*TO BE DONE*
Check each line of the data below for the word "Column", then extract the ones that have it.

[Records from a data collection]

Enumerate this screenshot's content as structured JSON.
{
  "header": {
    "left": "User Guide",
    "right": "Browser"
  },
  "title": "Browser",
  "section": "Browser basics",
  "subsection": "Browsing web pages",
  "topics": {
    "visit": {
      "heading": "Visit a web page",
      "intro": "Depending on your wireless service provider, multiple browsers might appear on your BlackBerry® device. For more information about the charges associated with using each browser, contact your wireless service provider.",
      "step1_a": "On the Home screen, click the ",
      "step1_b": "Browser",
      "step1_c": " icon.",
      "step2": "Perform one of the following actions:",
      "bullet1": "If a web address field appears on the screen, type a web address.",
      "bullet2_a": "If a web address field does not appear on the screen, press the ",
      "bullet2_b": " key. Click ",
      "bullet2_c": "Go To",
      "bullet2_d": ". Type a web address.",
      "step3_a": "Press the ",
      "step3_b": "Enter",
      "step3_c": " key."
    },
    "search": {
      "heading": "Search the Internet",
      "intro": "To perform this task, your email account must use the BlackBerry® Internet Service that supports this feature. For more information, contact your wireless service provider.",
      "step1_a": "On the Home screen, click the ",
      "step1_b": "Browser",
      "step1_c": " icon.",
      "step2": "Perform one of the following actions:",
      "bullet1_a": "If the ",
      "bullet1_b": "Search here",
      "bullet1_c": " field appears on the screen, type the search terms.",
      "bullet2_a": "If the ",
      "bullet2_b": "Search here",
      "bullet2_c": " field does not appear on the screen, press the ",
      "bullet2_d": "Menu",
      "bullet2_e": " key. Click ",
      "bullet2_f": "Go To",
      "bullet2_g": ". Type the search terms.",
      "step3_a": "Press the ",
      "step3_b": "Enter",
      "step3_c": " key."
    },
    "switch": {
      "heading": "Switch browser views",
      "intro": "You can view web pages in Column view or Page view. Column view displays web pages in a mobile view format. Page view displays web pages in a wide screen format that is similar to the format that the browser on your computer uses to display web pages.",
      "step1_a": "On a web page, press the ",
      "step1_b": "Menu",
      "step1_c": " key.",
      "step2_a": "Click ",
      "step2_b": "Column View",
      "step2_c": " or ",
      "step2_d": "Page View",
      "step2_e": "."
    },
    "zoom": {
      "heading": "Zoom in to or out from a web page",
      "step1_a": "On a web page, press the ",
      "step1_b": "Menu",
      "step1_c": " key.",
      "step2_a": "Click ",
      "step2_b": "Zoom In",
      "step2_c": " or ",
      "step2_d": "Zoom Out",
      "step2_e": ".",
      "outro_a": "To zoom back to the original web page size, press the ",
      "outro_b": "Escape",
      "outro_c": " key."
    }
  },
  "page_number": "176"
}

*WRITTEN SOLUTION*
      "intro": "You can view web pages in Column view or Page view. Column view displays web pages in a mobile view format. Page view displays web pages in a wide screen format that is similar to the format that the browser on your computer uses to display web pages.",
      "step2_b": "Column View",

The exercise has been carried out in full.